(Text passage)
= Beginning of Section =

Photo of white and purple onions

Green Restaurant Certified


The Green Restaurant Association provides a way for clients to measure a restaurant or catering company’s environmental accomplishments by using 25 years of research to measure how a company performs across seven categories:

  1. Water efficiency
  2. Waste reduction and recycling
  3. Sustainable durable goods and building materials
  4. Sustainable food
  5. Energy
  6. Reusable and environmentally preferable disposables
  7. Chemical and pollution reduction

DC Greenleaf is proud to be a 3-star certified Green Company.

 

photo of fresh mushrooms

eatREAL Certified business

eatReal is a nonprofit, nongovernmental organization dedicating to fighting diet-related disease by realigning the food service industry’s incentives with consumers’ health interests. It was launched by the US Healthful Food Council.

Our certification with eatREAL demonstrates our commitment to providing healthy options, cutting down or eliminating fried and processed foods, and using local and sustainable organic vendors.

REAL stands for Responsible Epicurean Agricultural Leadership.

  1. Responsible: Food and beverage options provide health benefits.
  2. Epicurean: Preparation maintains or enhances healthfulness of food.
  3. Agricultural: Food is sourced with a focus on quality, sustainability, and animal welfare standards.
  4. Leadership: Establishment demonstrates best practices and enables better choices.

Our certification means that we were audited for both health and sustainability by a Registered Dietitian and by the US Healthful Food Council.

eatREAL Animal Initiatives

At DC GreenLeaf, we care about the well-being of farm animals and that is why we commit to source 100% of our chicken, eggs, beef, and game meats from farms and ranches with an animal welfare certification recognized by REAL Certified and ASPCA® Shop With Your Heart program. Furthermore, by 2024, we will only source chicken from farms that are certified by Global Animal Partnership and require that chickens be processed in a CAS system that’s widely hailed as more humane.

= End of Section =

(Supplied material)

= Beginning of Section =

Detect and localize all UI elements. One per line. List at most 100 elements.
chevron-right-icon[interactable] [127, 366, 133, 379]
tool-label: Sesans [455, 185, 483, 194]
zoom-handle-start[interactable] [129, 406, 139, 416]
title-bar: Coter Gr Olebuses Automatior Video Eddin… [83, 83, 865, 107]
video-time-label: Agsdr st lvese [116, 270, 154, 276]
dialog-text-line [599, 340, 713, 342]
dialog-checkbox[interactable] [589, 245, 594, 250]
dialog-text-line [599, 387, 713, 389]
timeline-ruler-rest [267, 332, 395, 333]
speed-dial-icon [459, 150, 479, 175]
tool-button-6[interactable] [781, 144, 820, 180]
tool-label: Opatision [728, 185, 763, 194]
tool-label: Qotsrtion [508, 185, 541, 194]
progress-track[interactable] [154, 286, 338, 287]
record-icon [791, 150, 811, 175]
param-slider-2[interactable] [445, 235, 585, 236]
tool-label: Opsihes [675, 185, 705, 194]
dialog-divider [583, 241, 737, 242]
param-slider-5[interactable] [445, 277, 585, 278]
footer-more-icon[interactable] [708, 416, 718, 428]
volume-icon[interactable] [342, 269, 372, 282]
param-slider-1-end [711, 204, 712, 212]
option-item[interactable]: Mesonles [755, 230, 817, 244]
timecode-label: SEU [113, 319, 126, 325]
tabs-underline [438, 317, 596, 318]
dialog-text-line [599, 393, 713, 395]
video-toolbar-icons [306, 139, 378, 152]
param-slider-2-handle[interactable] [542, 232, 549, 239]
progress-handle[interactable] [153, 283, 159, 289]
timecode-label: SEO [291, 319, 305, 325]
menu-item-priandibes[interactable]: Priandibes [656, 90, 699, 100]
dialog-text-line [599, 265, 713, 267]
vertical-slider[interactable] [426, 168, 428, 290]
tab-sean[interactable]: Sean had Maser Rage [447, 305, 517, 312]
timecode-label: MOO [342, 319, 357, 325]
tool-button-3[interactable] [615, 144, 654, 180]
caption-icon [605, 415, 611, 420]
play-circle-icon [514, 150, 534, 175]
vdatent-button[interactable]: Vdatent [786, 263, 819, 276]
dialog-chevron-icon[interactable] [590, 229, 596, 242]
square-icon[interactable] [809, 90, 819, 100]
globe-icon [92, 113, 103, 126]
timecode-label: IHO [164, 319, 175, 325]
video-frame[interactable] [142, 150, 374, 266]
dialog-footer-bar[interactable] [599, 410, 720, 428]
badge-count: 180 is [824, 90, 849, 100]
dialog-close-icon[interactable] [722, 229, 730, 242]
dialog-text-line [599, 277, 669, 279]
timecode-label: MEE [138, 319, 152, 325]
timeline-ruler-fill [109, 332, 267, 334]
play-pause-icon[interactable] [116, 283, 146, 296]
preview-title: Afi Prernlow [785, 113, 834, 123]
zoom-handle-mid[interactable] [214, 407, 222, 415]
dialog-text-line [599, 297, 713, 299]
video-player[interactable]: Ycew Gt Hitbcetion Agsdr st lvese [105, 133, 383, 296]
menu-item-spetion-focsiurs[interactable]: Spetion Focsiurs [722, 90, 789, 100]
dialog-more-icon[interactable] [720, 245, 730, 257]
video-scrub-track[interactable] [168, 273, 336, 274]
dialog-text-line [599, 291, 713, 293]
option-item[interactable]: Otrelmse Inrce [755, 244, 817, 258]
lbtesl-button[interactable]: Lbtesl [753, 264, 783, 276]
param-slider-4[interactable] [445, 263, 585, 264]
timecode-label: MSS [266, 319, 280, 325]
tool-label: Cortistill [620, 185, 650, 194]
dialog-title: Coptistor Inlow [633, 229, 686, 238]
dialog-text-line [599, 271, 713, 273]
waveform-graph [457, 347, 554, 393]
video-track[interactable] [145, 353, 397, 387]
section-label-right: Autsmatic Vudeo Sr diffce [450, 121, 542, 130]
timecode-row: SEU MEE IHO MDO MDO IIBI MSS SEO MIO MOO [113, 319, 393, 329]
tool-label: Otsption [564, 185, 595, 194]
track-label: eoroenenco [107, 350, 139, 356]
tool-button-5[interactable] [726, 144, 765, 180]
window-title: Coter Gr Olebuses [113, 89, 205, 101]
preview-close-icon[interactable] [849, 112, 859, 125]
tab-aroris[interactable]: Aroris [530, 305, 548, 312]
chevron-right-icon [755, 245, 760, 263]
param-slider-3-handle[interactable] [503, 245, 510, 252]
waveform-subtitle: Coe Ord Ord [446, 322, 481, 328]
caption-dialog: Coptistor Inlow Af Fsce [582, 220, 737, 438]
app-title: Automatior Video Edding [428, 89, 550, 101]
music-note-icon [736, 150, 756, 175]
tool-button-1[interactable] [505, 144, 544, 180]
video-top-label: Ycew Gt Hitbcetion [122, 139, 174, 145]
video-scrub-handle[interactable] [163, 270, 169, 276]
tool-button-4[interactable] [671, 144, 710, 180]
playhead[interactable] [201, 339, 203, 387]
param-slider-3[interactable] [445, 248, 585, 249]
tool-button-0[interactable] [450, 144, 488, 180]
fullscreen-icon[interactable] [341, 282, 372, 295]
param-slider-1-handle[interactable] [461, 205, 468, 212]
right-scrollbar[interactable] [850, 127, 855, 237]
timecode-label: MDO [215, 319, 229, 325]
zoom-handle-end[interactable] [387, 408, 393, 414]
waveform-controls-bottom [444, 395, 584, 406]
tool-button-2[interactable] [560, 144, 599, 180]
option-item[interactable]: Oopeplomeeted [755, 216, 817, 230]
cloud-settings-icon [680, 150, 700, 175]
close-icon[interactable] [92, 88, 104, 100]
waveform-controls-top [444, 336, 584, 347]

= End of Section =

(Directions)
1: Summarize the certifications page in two sentences.
2: Using the certifications page, explain in one to three sentences why DC GreenLeaf sources its chicken, eggs, beef, and game meats from farms and ranches with an animal welfare certification.
3: Rewrite the paragraph of the certifications page beginning "At DC GreenLeaf, we care" as a bulleted list, keeping its main facts.
Base every answer only on the certifications page.

(Answers by task)
1: DC Greenleaf holds a 3-star Green Company certification from the Green Restaurant Association, which measures a company's environmental performance across seven categories. It is also eatREAL certified after an audit for health and sustainability, and it commits to sourcing its chicken, eggs, beef, and game meats from farms and ranches with a recognized animal welfare certification.

2: DC GreenLeaf cares about the well-being of farm animals. For that reason, it commits to source 100% of these products from farms and ranches with an animal welfare certification recognized by REAL Certified and the ASPCA® Shop With Your Heart program.

3:
- DC GreenLeaf cares about the well-being of farm animals.
- It commits to source 100% of its chicken, eggs, beef, and game meats from farms and ranches with an animal welfare certification recognized by REAL Certified and the ASPCA® Shop With Your Heart program.
- By 2024, it will source chicken only from farms certified by Global Animal Partnership.
- It will require chickens to be processed in a CAS system, which is widely hailed as more humane.